Rechtspraak
Rechtbank Zeeland-West-Brabant (Locatie Middelburg), 25 april 2023
ECLI:NL:RBZWB:2023:2904
Feiten
Werknemer heeft vanaf enig moment als medewerker bediening bij werkgever, een cafébedrijf, werkzaamheden verricht. Op 30 september 2020 heeft werknemer per e-mail een ‘aanvraag proefplaatsing’ aan het administratiekantoor van werkgever gericht. Werknemer ontving destijds een uitkering van het UWV. Partijen hebben in ieder geval drie arbeidsovereenkomsten gesloten waarvan twee schriftelijk: op 23 september 2021 voor de periode 1 september 2021-28 februari 2022 (32 uur per week) en op 19 mei 2022 voor de periode 1 mei 2022-31 oktober 2022 (36 uur per week). In de tussenliggende periode heeft werknemer doorgewerkt onder dezelfde voorwaarden als opgenomen in de eerste arbeidsovereenkomst. Op de arbeidsovereenkomsten is de cao voor het horeca- en aanverwante bedrijf van toepassing. Werkgever heeft de laatste arbeidsovereenkomst per brief van 26 september 2022 opgezegd tegen 30 oktober opgezegd. Werknemer meldt zich op 10 oktober 2022 ziek. Op 9 november 2022 bericht werknemer werkgever dat hij het niet eens is met de opzegging, hij nog arbeidsongeschikt is wegens ziekte, hij bereid is passende werkzaamheden te verrichten en aanspraak maakt op loondoorbetaling. Op 11 november bericht werkgever werknemer dat rechtsgeldig is opgezegd. Werknemer verzoekt onder meer vernietiging van de opzegging alsmede betaling van achterstallig salaris. Volgens werknemer is zijn arbeidsovereenkomst als gevolg van de ketenregeling op 1 mei 2022 geconverteerd in een onbepaaldetijdcontract en is derhalve opgezegd in strijd met de wet. In geschil is of tussen partijen ook vóór 1 september 2021 al een arbeidsovereenkomst bestond, in welk geval de arbeidsovereenkomst met ingangsdatum 1 mei 2022 is aangegaan voor onbepaalde tijd. Ter onderbouwing van de stelling dat hiervan sprake is, heeft werknemer salarisspecificaties over de maanden mei-augustus 2021 overgelegd. Hieruit volgt dat werkgever in die periode premies voor werknemer heeft afgedragen. Werkgever heeft zich daarentegen op het standpunt gesteld dat werknemer tot 1 september 2021 ‘slechts’ bij wijze van proefplaatsing voor hem heeft gewerkt en er daarom in die periode geen sprake kan zijn geweest van een arbeidsovereenkomst.

Opdrachtdoel
Op welke datum meldde de werknemer zich volgens de uitspraak over de opzegging ziek? De gegevens hierna staan los van de uitspraak.

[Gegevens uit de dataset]

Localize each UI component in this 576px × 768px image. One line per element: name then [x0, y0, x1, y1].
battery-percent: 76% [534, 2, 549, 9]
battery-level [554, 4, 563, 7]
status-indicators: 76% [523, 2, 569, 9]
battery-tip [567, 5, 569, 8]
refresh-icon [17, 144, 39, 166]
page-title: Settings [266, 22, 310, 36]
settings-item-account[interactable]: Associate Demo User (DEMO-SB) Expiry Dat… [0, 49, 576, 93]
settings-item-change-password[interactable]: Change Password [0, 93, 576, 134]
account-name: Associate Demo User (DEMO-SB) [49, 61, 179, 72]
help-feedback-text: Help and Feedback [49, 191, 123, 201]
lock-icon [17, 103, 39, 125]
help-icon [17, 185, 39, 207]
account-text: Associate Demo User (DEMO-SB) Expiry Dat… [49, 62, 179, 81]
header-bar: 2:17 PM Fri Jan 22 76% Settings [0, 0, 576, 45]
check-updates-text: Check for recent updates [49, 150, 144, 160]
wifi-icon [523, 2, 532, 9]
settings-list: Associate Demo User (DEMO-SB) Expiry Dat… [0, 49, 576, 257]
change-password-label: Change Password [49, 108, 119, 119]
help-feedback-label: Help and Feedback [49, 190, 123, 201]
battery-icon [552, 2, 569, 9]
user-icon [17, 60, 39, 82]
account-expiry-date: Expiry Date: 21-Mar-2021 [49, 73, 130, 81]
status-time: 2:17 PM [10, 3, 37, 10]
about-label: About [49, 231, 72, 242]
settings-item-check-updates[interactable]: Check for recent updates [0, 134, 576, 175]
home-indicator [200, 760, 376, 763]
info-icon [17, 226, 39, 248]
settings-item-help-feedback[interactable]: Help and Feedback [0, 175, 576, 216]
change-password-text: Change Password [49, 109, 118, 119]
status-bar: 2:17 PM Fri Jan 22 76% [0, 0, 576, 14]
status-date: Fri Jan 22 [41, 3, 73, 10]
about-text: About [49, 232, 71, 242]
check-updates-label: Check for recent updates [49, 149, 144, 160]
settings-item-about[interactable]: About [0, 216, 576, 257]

Resultaat opdracht
Op 10 oktober 2022.